### Goal of the exercise:
Make an exact copy of the data below, leaving out every picture.
═══ Data shown
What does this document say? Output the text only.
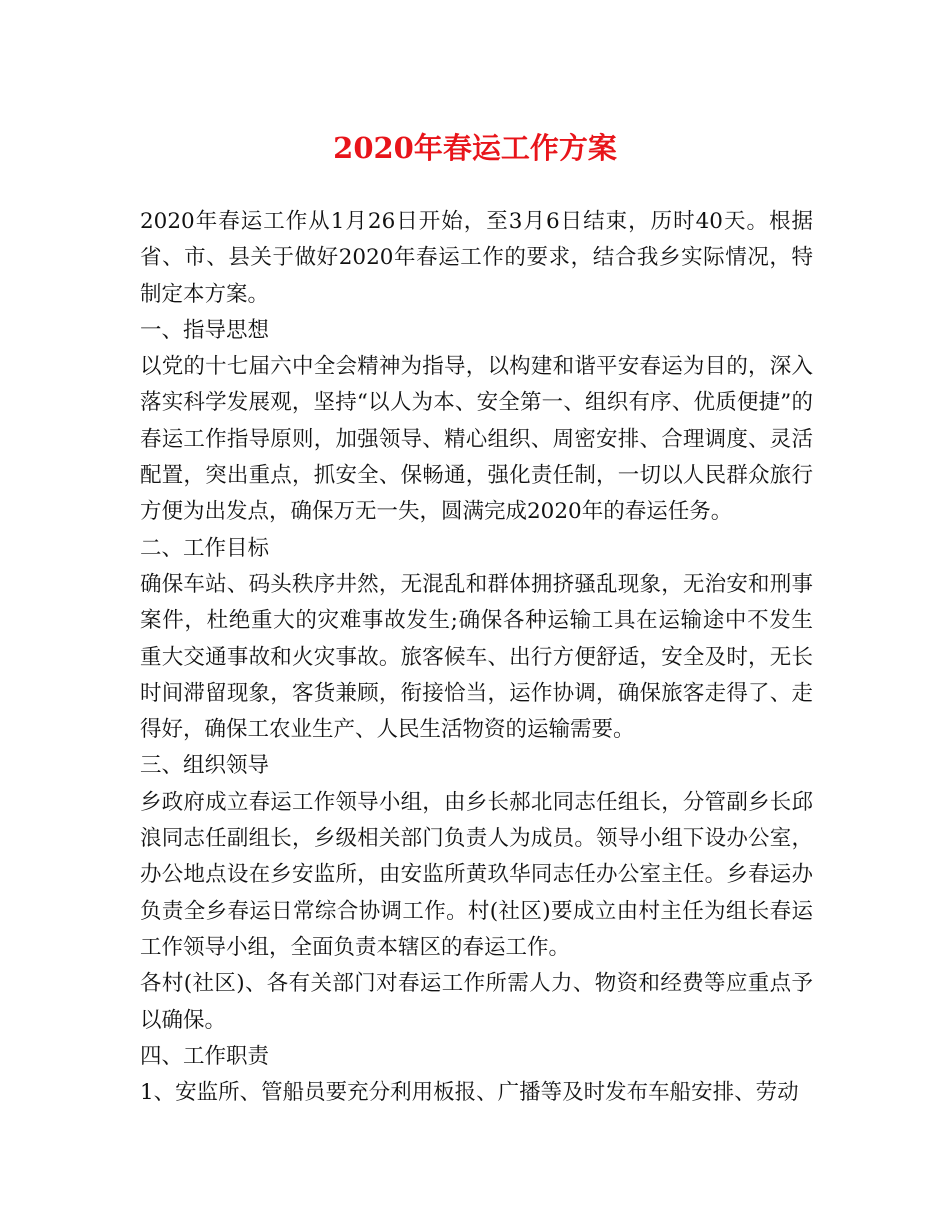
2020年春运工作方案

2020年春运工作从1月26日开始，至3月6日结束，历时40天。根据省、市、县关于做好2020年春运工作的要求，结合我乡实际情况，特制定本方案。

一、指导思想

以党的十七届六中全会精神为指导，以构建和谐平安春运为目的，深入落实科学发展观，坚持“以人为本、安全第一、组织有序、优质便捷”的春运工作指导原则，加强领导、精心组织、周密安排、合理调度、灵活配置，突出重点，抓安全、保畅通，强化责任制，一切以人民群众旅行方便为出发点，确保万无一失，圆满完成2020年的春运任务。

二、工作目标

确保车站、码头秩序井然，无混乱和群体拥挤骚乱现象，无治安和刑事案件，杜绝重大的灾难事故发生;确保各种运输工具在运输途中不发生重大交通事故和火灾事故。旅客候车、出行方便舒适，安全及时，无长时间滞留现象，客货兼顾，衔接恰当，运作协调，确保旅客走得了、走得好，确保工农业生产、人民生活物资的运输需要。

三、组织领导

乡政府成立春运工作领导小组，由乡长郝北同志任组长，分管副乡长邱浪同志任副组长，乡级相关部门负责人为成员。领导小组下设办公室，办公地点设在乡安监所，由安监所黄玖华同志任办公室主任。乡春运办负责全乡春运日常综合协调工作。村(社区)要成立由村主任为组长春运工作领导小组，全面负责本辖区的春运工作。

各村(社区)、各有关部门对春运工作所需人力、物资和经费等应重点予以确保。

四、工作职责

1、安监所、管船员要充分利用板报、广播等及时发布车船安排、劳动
══════
### Exercise result:
What does this document say? Output the text only.
2020年春运工作方案

2020年春运工作从1月26日开始，至3月6日结束，历时40天。根据省、市、县关于做好2020年春运工作的要求，结合我乡实际情况，特制定本方案。

一、指导思想

以党的十七届六中全会精神为指导，以构建和谐平安春运为目的，深入落实科学发展观，坚持“以人为本、安全第一、组织有序、优质便捷”的春运工作指导原则，加强领导、精心组织、周密安排、合理调度、灵活配置，突出重点，抓安全、保畅通，强化责任制，一切以人民群众旅行方便为出发点，确保万无一失，圆满完成2020年的春运任务。

二、工作目标

确保车站、码头秩序井然，无混乱和群体拥挤骚乱现象，无治安和刑事案件，杜绝重大的灾难事故发生;确保各种运输工具在运输途中不发生重大交通事故和火灾事故。旅客候车、出行方便舒适，安全及时，无长时间滞留现象，客货兼顾，衔接恰当，运作协调，确保旅客走得了、走得好，确保工农业生产、人民生活物资的运输需要。

三、组织领导

乡政府成立春运工作领导小组，由乡长郝北同志任组长，分管副乡长邱浪同志任副组长，乡级相关部门负责人为成员。领导小组下设办公室，办公地点设在乡安监所，由安监所黄玖华同志任办公室主任。乡春运办负责全乡春运日常综合协调工作。村(社区)要成立由村主任为组长春运工作领导小组，全面负责本辖区的春运工作。

各村(社区)、各有关部门对春运工作所需人力、物资和经费等应重点予以确保。

四、工作职责

1、安监所、管船员要充分利用板报、广播等及时发布车船安排、劳动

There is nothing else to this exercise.